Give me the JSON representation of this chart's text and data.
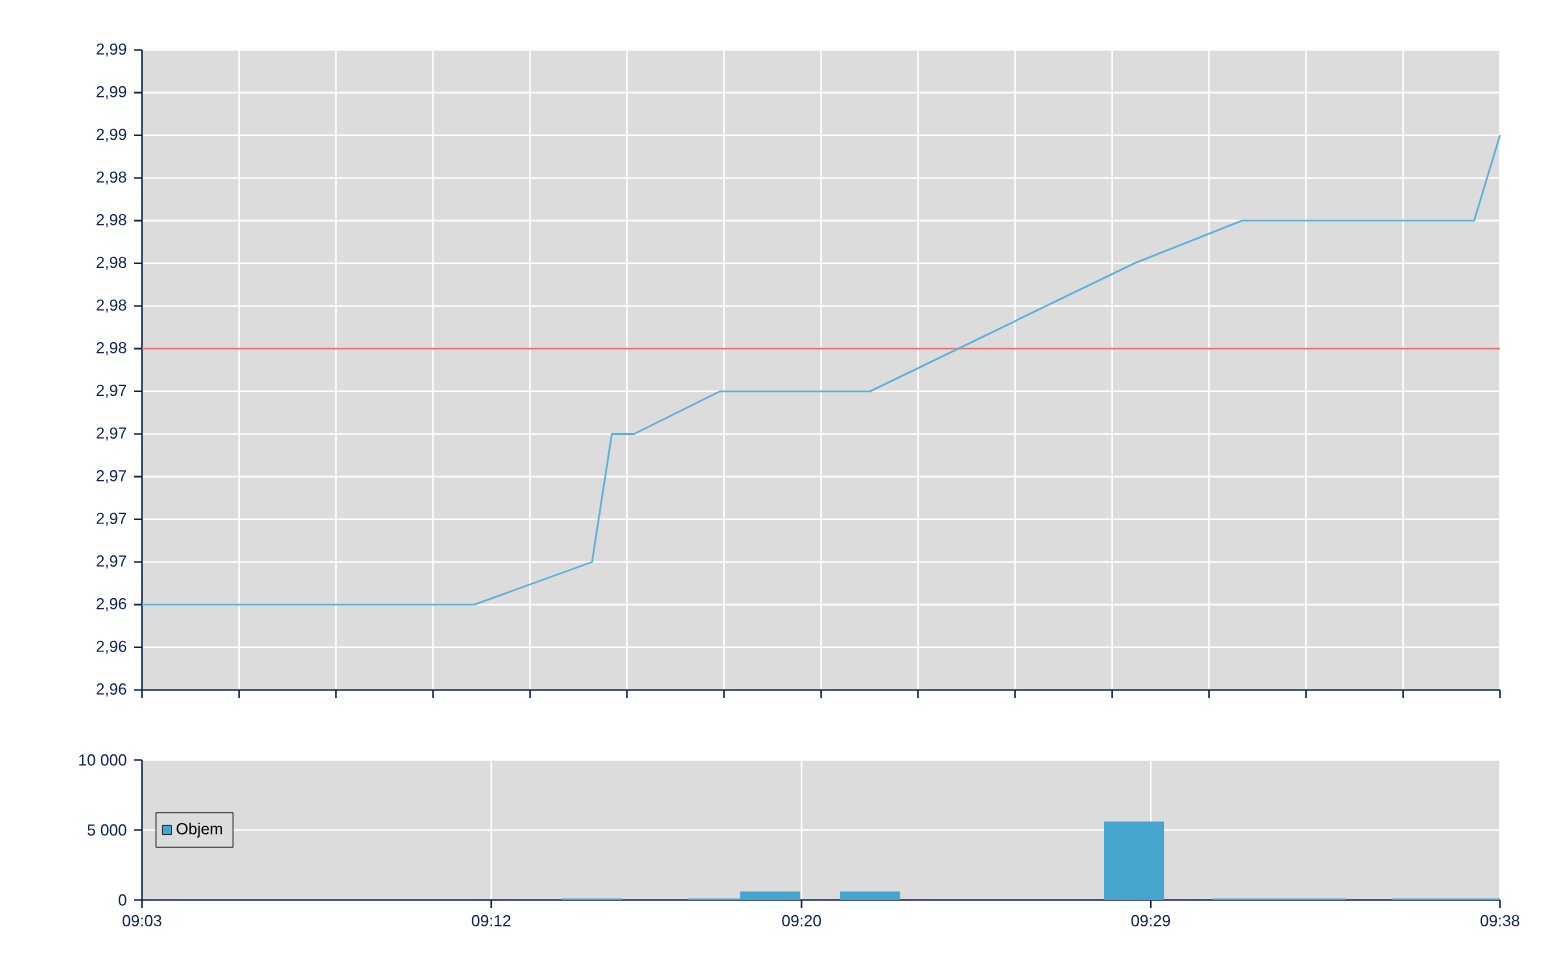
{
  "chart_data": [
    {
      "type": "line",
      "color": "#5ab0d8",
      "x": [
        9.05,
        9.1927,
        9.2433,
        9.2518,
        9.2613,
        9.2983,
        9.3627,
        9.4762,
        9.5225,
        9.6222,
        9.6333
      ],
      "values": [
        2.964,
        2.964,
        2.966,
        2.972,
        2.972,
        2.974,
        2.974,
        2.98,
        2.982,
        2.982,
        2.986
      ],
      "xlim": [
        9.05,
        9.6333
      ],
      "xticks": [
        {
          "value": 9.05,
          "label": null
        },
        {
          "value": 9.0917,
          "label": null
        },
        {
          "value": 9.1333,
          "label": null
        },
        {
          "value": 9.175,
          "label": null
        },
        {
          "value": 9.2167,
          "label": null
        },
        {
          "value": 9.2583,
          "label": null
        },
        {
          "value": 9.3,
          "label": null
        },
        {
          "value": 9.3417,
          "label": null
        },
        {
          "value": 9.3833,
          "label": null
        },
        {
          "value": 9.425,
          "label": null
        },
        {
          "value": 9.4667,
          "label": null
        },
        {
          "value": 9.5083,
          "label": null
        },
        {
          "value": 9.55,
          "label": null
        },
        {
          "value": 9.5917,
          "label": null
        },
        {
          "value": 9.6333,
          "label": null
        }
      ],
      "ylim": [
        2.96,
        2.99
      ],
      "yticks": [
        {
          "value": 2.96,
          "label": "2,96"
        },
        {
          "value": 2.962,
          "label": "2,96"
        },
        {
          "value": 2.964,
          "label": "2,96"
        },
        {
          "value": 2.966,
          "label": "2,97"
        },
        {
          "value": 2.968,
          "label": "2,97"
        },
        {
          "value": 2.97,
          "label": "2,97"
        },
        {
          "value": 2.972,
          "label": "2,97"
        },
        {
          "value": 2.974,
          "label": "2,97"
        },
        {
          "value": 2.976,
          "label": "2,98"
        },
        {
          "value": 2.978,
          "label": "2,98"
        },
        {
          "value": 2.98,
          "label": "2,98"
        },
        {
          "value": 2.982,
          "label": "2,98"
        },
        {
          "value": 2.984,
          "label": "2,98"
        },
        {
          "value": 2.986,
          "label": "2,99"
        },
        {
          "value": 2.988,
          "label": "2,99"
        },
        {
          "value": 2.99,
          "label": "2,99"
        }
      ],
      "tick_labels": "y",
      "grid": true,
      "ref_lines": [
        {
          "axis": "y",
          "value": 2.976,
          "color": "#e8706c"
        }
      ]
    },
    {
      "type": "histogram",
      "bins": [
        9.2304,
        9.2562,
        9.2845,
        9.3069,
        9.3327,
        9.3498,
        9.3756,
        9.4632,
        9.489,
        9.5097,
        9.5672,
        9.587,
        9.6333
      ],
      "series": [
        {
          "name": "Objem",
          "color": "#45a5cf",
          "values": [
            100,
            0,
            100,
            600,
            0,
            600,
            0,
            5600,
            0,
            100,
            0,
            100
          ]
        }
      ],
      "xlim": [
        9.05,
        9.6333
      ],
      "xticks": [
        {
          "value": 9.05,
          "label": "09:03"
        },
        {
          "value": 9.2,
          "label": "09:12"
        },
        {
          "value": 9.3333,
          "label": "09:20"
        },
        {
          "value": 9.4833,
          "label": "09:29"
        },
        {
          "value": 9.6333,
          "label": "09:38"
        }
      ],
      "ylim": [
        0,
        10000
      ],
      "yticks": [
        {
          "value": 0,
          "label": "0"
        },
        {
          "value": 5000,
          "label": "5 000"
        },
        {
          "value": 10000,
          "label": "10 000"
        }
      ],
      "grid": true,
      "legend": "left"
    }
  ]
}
++++++++++++++++++++
* Required work
Quote the records in their entirety, keeping the wording exact and excluding pictures.

* The solution
Give me the JSON representation of this chart's text and data.
{
  "chart_data": [
    {
      "type": "line",
      "color": "#5ab0d8",
      "x": [
        9.05,
        9.1927,
        9.2433,
        9.2518,
        9.2613,
        9.2983,
        9.3627,
        9.4762,
        9.5225,
        9.6222,
        9.6333
      ],
      "values": [
        2.964,
        2.964,
        2.966,
        2.972,
        2.972,
        2.974,
        2.974,
        2.98,
        2.982,
        2.982,
        2.986
      ],
      "xlim": [
        9.05,
        9.6333
      ],
      "xticks": [
        {
          "value": 9.05,
          "label": null
        },
        {
          "value": 9.0917,
          "label": null
        },
        {
          "value": 9.1333,
          "label": null
        },
        {
          "value": 9.175,
          "label": null
        },
        {
          "value": 9.2167,
          "label": null
        },
        {
          "value": 9.2583,
          "label": null
        },
        {
          "value": 9.3,
          "label": null
        },
        {
          "value": 9.3417,
          "label": null
        },
        {
          "value": 9.3833,
          "label": null
        },
        {
          "value": 9.425,
          "label": null
        },
        {
          "value": 9.4667,
          "label": null
        },
        {
          "value": 9.5083,
          "label": null
        },
        {
          "value": 9.55,
          "label": null
        },
        {
          "value": 9.5917,
          "label": null
        },
        {
          "value": 9.6333,
          "label": null
        }
      ],
      "ylim": [
        2.96,
        2.99
      ],
      "yticks": [
        {
          "value": 2.96,
          "label": "2,96"
        },
        {
          "value": 2.962,
          "label": "2,96"
        },
        {
          "value": 2.964,
          "label": "2,96"
        },
        {
          "value": 2.966,
          "label": "2,97"
        },
        {
          "value": 2.968,
          "label": "2,97"
        },
        {
          "value": 2.97,
          "label": "2,97"
        },
        {
          "value": 2.972,
          "label": "2,97"
        },
        {
          "value": 2.974,
          "label": "2,97"
        },
        {
          "value": 2.976,
          "label": "2,98"
        },
        {
          "value": 2.978,
          "label": "2,98"
        },
        {
          "value": 2.98,
          "label": "2,98"
        },
        {
          "value": 2.982,
          "label": "2,98"
        },
        {
          "value": 2.984,
          "label": "2,98"
        },
        {
          "value": 2.986,
          "label": "2,99"
        },
        {
          "value": 2.988,
          "label": "2,99"
        },
        {
          "value": 2.99,
          "label": "2,99"
        }
      ],
      "tick_labels": "y",
      "grid": true,
      "ref_lines": [
        {
          "axis": "y",
          "value": 2.976,
          "color": "#e8706c"
        }
      ]
    },
    {
      "type": "histogram",
      "bins": [
        9.2304,
        9.2562,
        9.2845,
        9.3069,
        9.3327,
        9.3498,
        9.3756,
        9.4632,
        9.489,
        9.5097,
        9.5672,
        9.587,
        9.6333
      ],
      "series": [
        {
          "name": "Objem",
          "color": "#45a5cf",
          "values": [
            100,
            0,
            100,
            600,
            0,
            600,
            0,
            5600,
            0,
            100,
            0,
            100
          ]
        }
      ],
      "xlim": [
        9.05,
        9.6333
      ],
      "xticks": [
        {
          "value": 9.05,
          "label": "09:03"
        },
        {
          "value": 9.2,
          "label": "09:12"
        },
        {
          "value": 9.3333,
          "label": "09:20"
        },
        {
          "value": 9.4833,
          "label": "09:29"
        },
        {
          "value": 9.6333,
          "label": "09:38"
        }
      ],
      "ylim": [
        0,
        10000
      ],
      "yticks": [
        {
          "value": 0,
          "label": "0"
        },
        {
          "value": 5000,
          "label": "5 000"
        },
        {
          "value": 10000,
          "label": "10 000"
        }
      ],
      "grid": true,
      "legend": "left"
    }
  ]
}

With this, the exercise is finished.